> _WHAT NEEDS TO BE DONE_:
Collect every line that includes the string "this".

Dataset records:

------------

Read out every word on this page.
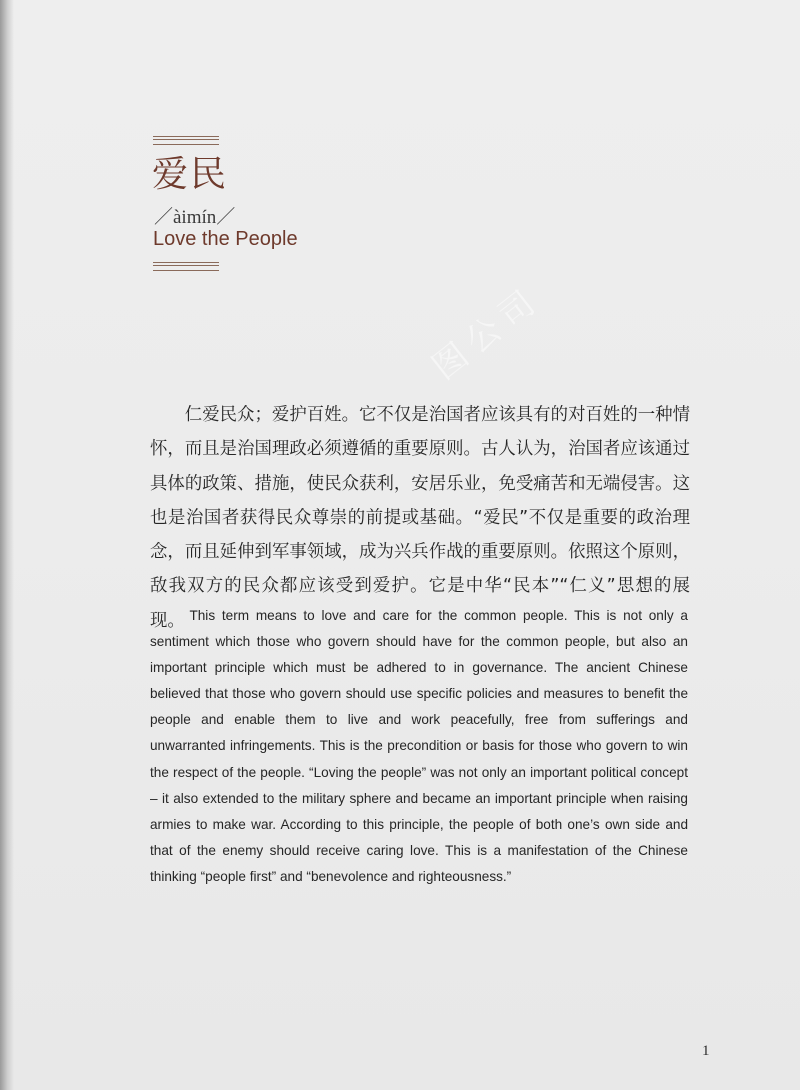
爱民
／àimín／
Love the People
图公司

仁爱民众；爱护百姓。它不仅是治国者应该具有的对百姓的一种情怀，而且是治国理政必须遵循的重要原则。古人认为，治国者应该通过具体的政策、措施，使民众获利，安居乐业，免受痛苦和无端侵害。这也是治国者获得民众尊崇的前提或基础。“爱民”不仅是重要的政治理念，而且延伸到军事领域，成为兴兵作战的重要原则。依照这个原则，敌我双方的民众都应该受到爱护。它是中华“民本”“仁义”思想的展现。 This term means to love and care for the common people. This is not only a sentiment which those who govern should have for the common people, but also an important principle which must be adhered to in governance. The ancient Chinese believed that those who govern should use specific policies and measures to benefit the people and enable them to live and work peacefully, free from sufferings and unwarranted infringements. This is the precondition or basis for those who govern to win the respect of the people. “Loving the people” was not only an important political concept – it also extended to the military sphere and became an important principle when raising armies to make war. According to this principle, the people of both one’s own side and that of the enemy should receive caring love. This is a manifestation of the Chinese thinking “people first” and “benevolence and righteousness.”

1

------------

> _TASK SOLUTION_:
Read out every word on this page.
仁爱民众；爱护百姓。它不仅是治国者应该具有的对百姓的一种情怀，而且是治国理政必须遵循的重要原则。古人认为，治国者应该通过具体的政策、措施，使民众获利，安居乐业，免受痛苦和无端侵害。这也是治国者获得民众尊崇的前提或基础。“爱民”不仅是重要的政治理念，而且延伸到军事领域，成为兴兵作战的重要原则。依照这个原则，敌我双方的民众都应该受到爱护。它是中华“民本”“仁义”思想的展现。 This term means to love and care for the common people. This is not only a sentiment which those who govern should have for the common people, but also an important principle which must be adhered to in governance. The ancient Chinese believed that those who govern should use specific policies and measures to benefit the people and enable them to live and work peacefully, free from sufferings and unwarranted infringements. This is the precondition or basis for those who govern to win the respect of the people. “Loving the people” was not only an important political concept – it also extended to the military sphere and became an important principle when raising armies to make war. According to this principle, the people of both one’s own side and that of the enemy should receive caring love. This is a manifestation of the Chinese thinking “people first” and “benevolence and righteousness.”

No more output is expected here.